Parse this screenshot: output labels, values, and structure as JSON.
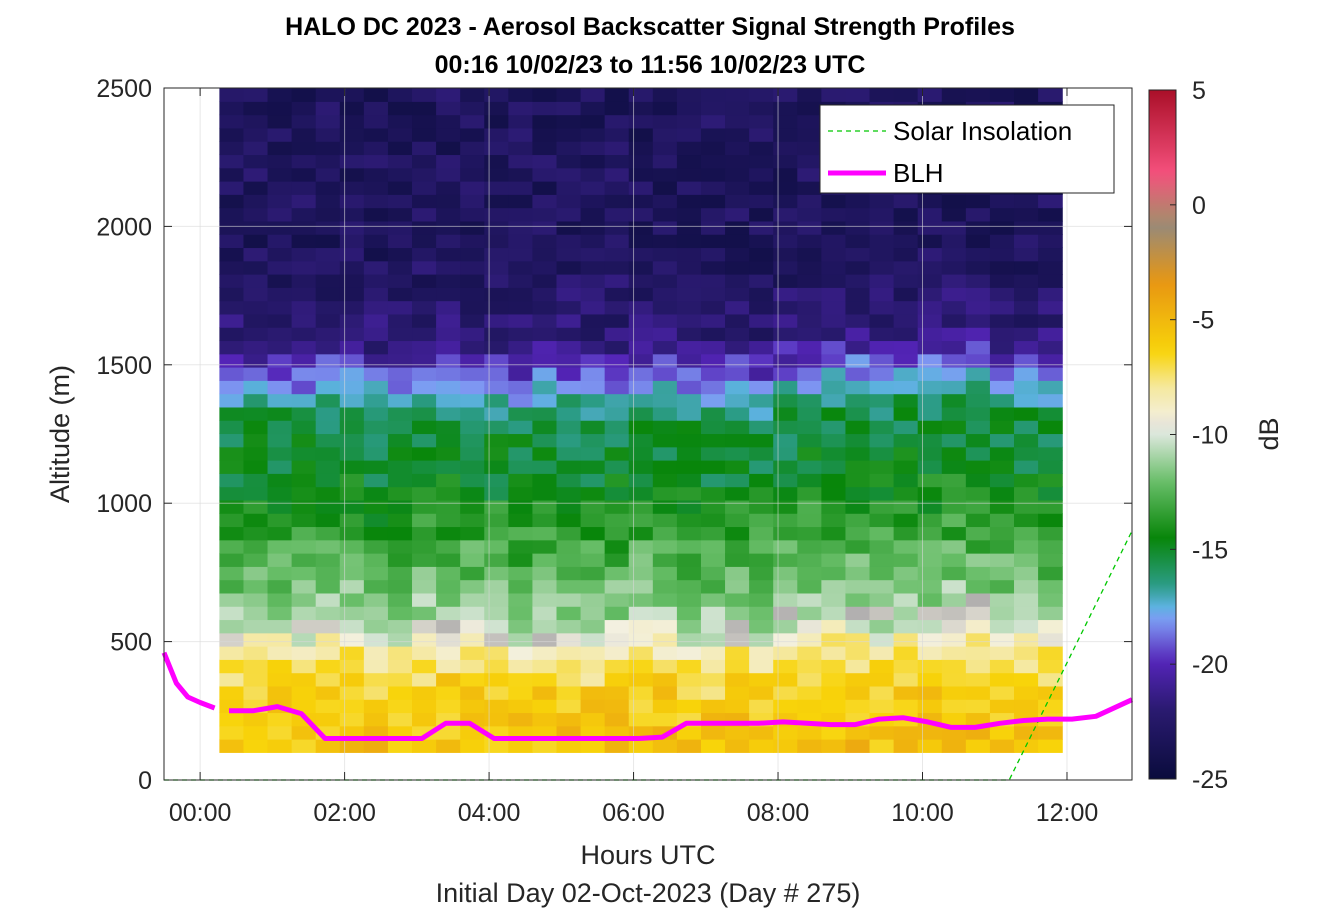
{
  "chart_data": {
    "type": "heatmap",
    "title": "HALO DC 2023 - Aerosol Backscatter Signal Strength Profiles",
    "subtitle": "00:16 10/02/23 to 11:56 10/02/23  UTC",
    "xlabel": "Hours UTC",
    "xlabel2": "Initial Day 02-Oct-2023 (Day # 275)",
    "ylabel": "Altitude (m)",
    "colorbar_label": "dB",
    "xlim": [
      -0.5,
      12.9
    ],
    "ylim": [
      0,
      2500
    ],
    "clim": [
      -25,
      5
    ],
    "grid": true,
    "legend_position": "top-right",
    "x_ticks": [
      0,
      2,
      4,
      6,
      8,
      10,
      12
    ],
    "x_tick_labels": [
      "00:00",
      "02:00",
      "04:00",
      "06:00",
      "08:00",
      "10:00",
      "12:00"
    ],
    "y_ticks": [
      0,
      500,
      1000,
      1500,
      2000,
      2500
    ],
    "y_tick_labels": [
      "0",
      "500",
      "1000",
      "1500",
      "2000",
      "2500"
    ],
    "colorbar_ticks": [
      5,
      0,
      -5,
      -10,
      -15,
      -20,
      -25
    ],
    "colorbar_tick_labels": [
      "5",
      "0",
      "-5",
      "-10",
      "-15",
      "-20",
      "-25"
    ],
    "heatmap": {
      "time_start_hours": 0.2667,
      "time_end_hours": 11.9333,
      "time_bins": 35,
      "altitude_start_m": 100,
      "altitude_end_m": 2500,
      "altitude_bins": 50,
      "profile_dB_by_altitude": [
        [
          100,
          -5.5
        ],
        [
          300,
          -6.0
        ],
        [
          450,
          -8.0
        ],
        [
          550,
          -10.5
        ],
        [
          700,
          -12.0
        ],
        [
          900,
          -13.5
        ],
        [
          1100,
          -15.0
        ],
        [
          1300,
          -15.5
        ],
        [
          1400,
          -17.5
        ],
        [
          1500,
          -20.0
        ],
        [
          1600,
          -22.0
        ],
        [
          1900,
          -23.0
        ],
        [
          2500,
          -23.0
        ]
      ]
    },
    "series": [
      {
        "name": "Solar Insolation",
        "style": "dashed",
        "color": "#00c800",
        "x": [
          -0.5,
          11.2,
          12.9
        ],
        "y": [
          0,
          0,
          900
        ]
      },
      {
        "name": "BLH",
        "style": "solid",
        "color": "#ff00ff",
        "segments": [
          {
            "x": [
              -0.5,
              -0.33,
              -0.17,
              0.0,
              0.2
            ],
            "y": [
              460,
              350,
              300,
              280,
              260
            ]
          },
          {
            "x": [
              0.4,
              0.73,
              1.07,
              1.4,
              1.73,
              2.07,
              2.4,
              2.73,
              3.07,
              3.4,
              3.73,
              4.07,
              4.4,
              4.73,
              5.07,
              5.4,
              5.73,
              6.07,
              6.4,
              6.73,
              7.07,
              7.4,
              7.73,
              8.07,
              8.4,
              8.73,
              9.07,
              9.4,
              9.73,
              10.07,
              10.4,
              10.73,
              11.07,
              11.4,
              11.73,
              12.07,
              12.4,
              12.9
            ],
            "y": [
              250,
              250,
              265,
              240,
              150,
              150,
              150,
              150,
              150,
              205,
              205,
              150,
              150,
              150,
              150,
              150,
              150,
              150,
              155,
              205,
              205,
              205,
              205,
              210,
              205,
              200,
              200,
              220,
              225,
              210,
              190,
              190,
              205,
              215,
              220,
              220,
              230,
              290
            ]
          }
        ]
      }
    ],
    "colormap": [
      [
        0.0,
        "#0a0c3c"
      ],
      [
        0.1,
        "#2a1a70"
      ],
      [
        0.17,
        "#5424b8"
      ],
      [
        0.23,
        "#7f9af4"
      ],
      [
        0.25,
        "#5db2e0"
      ],
      [
        0.28,
        "#2c9c88"
      ],
      [
        0.35,
        "#08860a"
      ],
      [
        0.43,
        "#66bd66"
      ],
      [
        0.5,
        "#dbe7db"
      ],
      [
        0.5,
        "#b0aeae"
      ],
      [
        0.52,
        "#f3f0e0"
      ],
      [
        0.57,
        "#f5e89c"
      ],
      [
        0.62,
        "#f8d40a"
      ],
      [
        0.72,
        "#e89712"
      ],
      [
        0.8,
        "#9b8a74"
      ],
      [
        0.82,
        "#b3856d"
      ],
      [
        0.88,
        "#f4507c"
      ],
      [
        1.0,
        "#aa0f28"
      ]
    ]
  }
}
----
EXERCISE OBJECTIVE
Transcribe all the lines above exactly, apart from the pictures.

RESULT OF THE EXERCISE
Parse this screenshot: output labels, values, and structure as JSON.
{
  "chart_data": {
    "type": "heatmap",
    "title": "HALO DC 2023 - Aerosol Backscatter Signal Strength Profiles",
    "subtitle": "00:16 10/02/23 to 11:56 10/02/23  UTC",
    "xlabel": "Hours UTC",
    "xlabel2": "Initial Day 02-Oct-2023 (Day # 275)",
    "ylabel": "Altitude (m)",
    "colorbar_label": "dB",
    "xlim": [
      -0.5,
      12.9
    ],
    "ylim": [
      0,
      2500
    ],
    "clim": [
      -25,
      5
    ],
    "grid": true,
    "legend_position": "top-right",
    "x_ticks": [
      0,
      2,
      4,
      6,
      8,
      10,
      12
    ],
    "x_tick_labels": [
      "00:00",
      "02:00",
      "04:00",
      "06:00",
      "08:00",
      "10:00",
      "12:00"
    ],
    "y_ticks": [
      0,
      500,
      1000,
      1500,
      2000,
      2500
    ],
    "y_tick_labels": [
      "0",
      "500",
      "1000",
      "1500",
      "2000",
      "2500"
    ],
    "colorbar_ticks": [
      5,
      0,
      -5,
      -10,
      -15,
      -20,
      -25
    ],
    "colorbar_tick_labels": [
      "5",
      "0",
      "-5",
      "-10",
      "-15",
      "-20",
      "-25"
    ],
    "heatmap": {
      "time_start_hours": 0.2667,
      "time_end_hours": 11.9333,
      "time_bins": 35,
      "altitude_start_m": 100,
      "altitude_end_m": 2500,
      "altitude_bins": 50,
      "profile_dB_by_altitude": [
        [
          100,
          -5.5
        ],
        [
          300,
          -6.0
        ],
        [
          450,
          -8.0
        ],
        [
          550,
          -10.5
        ],
        [
          700,
          -12.0
        ],
        [
          900,
          -13.5
        ],
        [
          1100,
          -15.0
        ],
        [
          1300,
          -15.5
        ],
        [
          1400,
          -17.5
        ],
        [
          1500,
          -20.0
        ],
        [
          1600,
          -22.0
        ],
        [
          1900,
          -23.0
        ],
        [
          2500,
          -23.0
        ]
      ]
    },
    "series": [
      {
        "name": "Solar Insolation",
        "style": "dashed",
        "color": "#00c800",
        "x": [
          -0.5,
          11.2,
          12.9
        ],
        "y": [
          0,
          0,
          900
        ]
      },
      {
        "name": "BLH",
        "style": "solid",
        "color": "#ff00ff",
        "segments": [
          {
            "x": [
              -0.5,
              -0.33,
              -0.17,
              0.0,
              0.2
            ],
            "y": [
              460,
              350,
              300,
              280,
              260
            ]
          },
          {
            "x": [
              0.4,
              0.73,
              1.07,
              1.4,
              1.73,
              2.07,
              2.4,
              2.73,
              3.07,
              3.4,
              3.73,
              4.07,
              4.4,
              4.73,
              5.07,
              5.4,
              5.73,
              6.07,
              6.4,
              6.73,
              7.07,
              7.4,
              7.73,
              8.07,
              8.4,
              8.73,
              9.07,
              9.4,
              9.73,
              10.07,
              10.4,
              10.73,
              11.07,
              11.4,
              11.73,
              12.07,
              12.4,
              12.9
            ],
            "y": [
              250,
              250,
              265,
              240,
              150,
              150,
              150,
              150,
              150,
              205,
              205,
              150,
              150,
              150,
              150,
              150,
              150,
              150,
              155,
              205,
              205,
              205,
              205,
              210,
              205,
              200,
              200,
              220,
              225,
              210,
              190,
              190,
              205,
              215,
              220,
              220,
              230,
              290
            ]
          }
        ]
      }
    ],
    "colormap": [
      [
        0.0,
        "#0a0c3c"
      ],
      [
        0.1,
        "#2a1a70"
      ],
      [
        0.17,
        "#5424b8"
      ],
      [
        0.23,
        "#7f9af4"
      ],
      [
        0.25,
        "#5db2e0"
      ],
      [
        0.28,
        "#2c9c88"
      ],
      [
        0.35,
        "#08860a"
      ],
      [
        0.43,
        "#66bd66"
      ],
      [
        0.5,
        "#dbe7db"
      ],
      [
        0.5,
        "#b0aeae"
      ],
      [
        0.52,
        "#f3f0e0"
      ],
      [
        0.57,
        "#f5e89c"
      ],
      [
        0.62,
        "#f8d40a"
      ],
      [
        0.72,
        "#e89712"
      ],
      [
        0.8,
        "#9b8a74"
      ],
      [
        0.82,
        "#b3856d"
      ],
      [
        0.88,
        "#f4507c"
      ],
      [
        1.0,
        "#aa0f28"
      ]
    ]
  }
}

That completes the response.